(Items from a data source)

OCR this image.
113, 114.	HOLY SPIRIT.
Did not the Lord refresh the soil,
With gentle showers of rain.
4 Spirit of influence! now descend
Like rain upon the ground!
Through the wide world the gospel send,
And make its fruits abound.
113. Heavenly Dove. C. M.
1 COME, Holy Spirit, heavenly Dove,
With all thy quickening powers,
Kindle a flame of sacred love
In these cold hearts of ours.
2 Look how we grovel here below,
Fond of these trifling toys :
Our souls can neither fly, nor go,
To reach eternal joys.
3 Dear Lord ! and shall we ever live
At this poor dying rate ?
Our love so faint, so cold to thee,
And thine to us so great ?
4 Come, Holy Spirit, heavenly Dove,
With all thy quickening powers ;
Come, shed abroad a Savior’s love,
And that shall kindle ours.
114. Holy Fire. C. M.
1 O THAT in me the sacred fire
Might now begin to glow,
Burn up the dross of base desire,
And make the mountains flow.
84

==

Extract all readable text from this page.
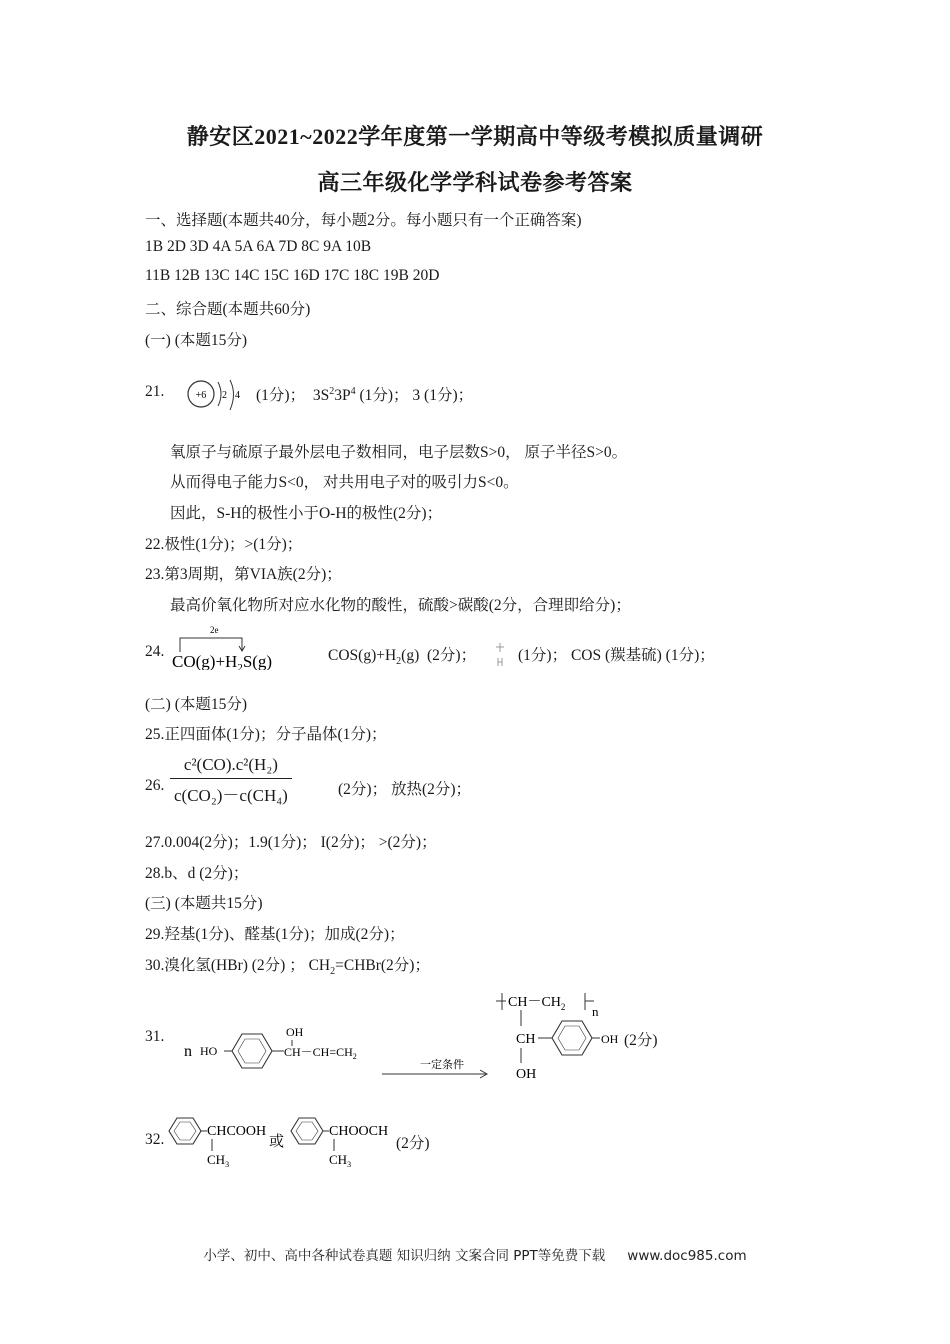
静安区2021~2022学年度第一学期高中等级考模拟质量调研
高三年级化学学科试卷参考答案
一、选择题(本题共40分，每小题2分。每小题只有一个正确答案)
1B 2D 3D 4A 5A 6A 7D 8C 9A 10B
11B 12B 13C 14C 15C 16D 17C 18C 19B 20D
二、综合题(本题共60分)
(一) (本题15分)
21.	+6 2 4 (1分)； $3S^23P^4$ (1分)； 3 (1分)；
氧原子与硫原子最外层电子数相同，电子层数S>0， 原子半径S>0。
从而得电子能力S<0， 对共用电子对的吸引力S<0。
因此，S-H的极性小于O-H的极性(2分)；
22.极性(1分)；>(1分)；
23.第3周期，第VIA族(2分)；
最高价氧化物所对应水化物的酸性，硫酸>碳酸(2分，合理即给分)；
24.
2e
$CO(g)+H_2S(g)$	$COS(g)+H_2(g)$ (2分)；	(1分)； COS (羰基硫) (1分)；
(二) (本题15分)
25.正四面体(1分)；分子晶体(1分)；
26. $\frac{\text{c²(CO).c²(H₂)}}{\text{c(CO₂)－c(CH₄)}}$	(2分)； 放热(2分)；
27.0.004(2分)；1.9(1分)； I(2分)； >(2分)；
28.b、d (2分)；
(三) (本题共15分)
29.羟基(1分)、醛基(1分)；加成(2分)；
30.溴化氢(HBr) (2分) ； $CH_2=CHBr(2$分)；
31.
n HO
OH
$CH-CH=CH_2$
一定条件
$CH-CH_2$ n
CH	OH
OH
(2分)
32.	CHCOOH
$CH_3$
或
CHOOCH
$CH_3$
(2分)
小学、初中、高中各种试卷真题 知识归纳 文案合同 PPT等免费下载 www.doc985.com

--

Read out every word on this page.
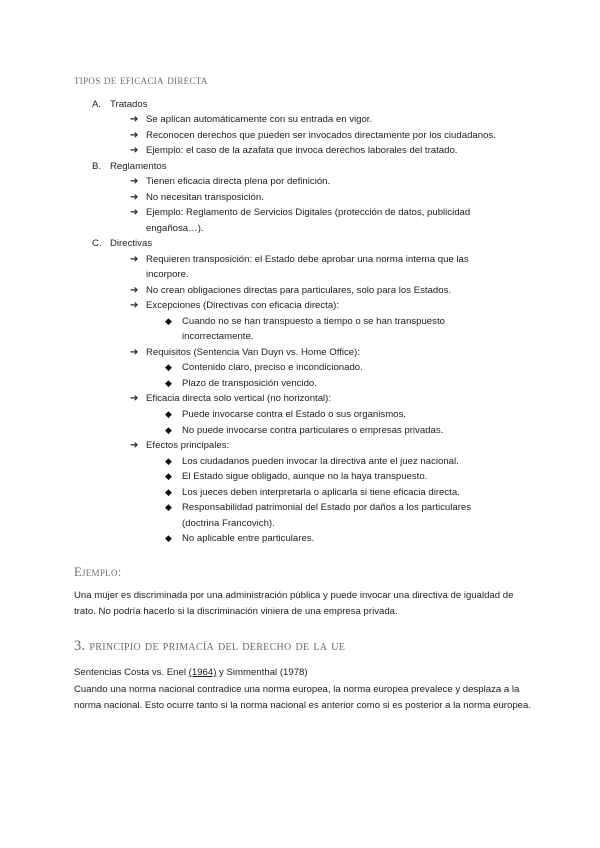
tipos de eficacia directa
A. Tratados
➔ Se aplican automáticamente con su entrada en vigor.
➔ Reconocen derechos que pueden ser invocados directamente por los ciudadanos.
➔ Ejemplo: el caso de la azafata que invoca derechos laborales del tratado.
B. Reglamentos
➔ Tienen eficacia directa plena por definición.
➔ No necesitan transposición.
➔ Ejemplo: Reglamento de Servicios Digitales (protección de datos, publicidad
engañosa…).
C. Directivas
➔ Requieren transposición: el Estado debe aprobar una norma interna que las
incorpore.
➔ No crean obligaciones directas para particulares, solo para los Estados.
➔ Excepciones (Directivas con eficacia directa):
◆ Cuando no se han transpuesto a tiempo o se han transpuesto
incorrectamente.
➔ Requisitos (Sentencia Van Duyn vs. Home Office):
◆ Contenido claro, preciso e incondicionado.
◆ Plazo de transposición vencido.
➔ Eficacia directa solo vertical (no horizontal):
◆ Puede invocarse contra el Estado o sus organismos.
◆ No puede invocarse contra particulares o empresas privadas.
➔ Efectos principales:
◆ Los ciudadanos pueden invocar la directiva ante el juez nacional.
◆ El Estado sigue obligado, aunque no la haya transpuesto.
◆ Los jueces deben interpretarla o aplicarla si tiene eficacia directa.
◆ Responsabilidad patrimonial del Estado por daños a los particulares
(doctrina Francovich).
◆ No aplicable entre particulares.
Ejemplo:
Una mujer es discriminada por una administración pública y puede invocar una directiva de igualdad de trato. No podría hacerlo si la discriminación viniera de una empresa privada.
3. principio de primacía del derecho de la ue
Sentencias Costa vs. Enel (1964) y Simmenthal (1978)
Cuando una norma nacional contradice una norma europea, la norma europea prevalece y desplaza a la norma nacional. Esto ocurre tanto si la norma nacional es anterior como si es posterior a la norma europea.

WORK INSTRUCTIONS: Using the entries above, tally how many lines have the word "make" in them; write the number and nothing more.

RESPONSE TO THE EXERCISE: 2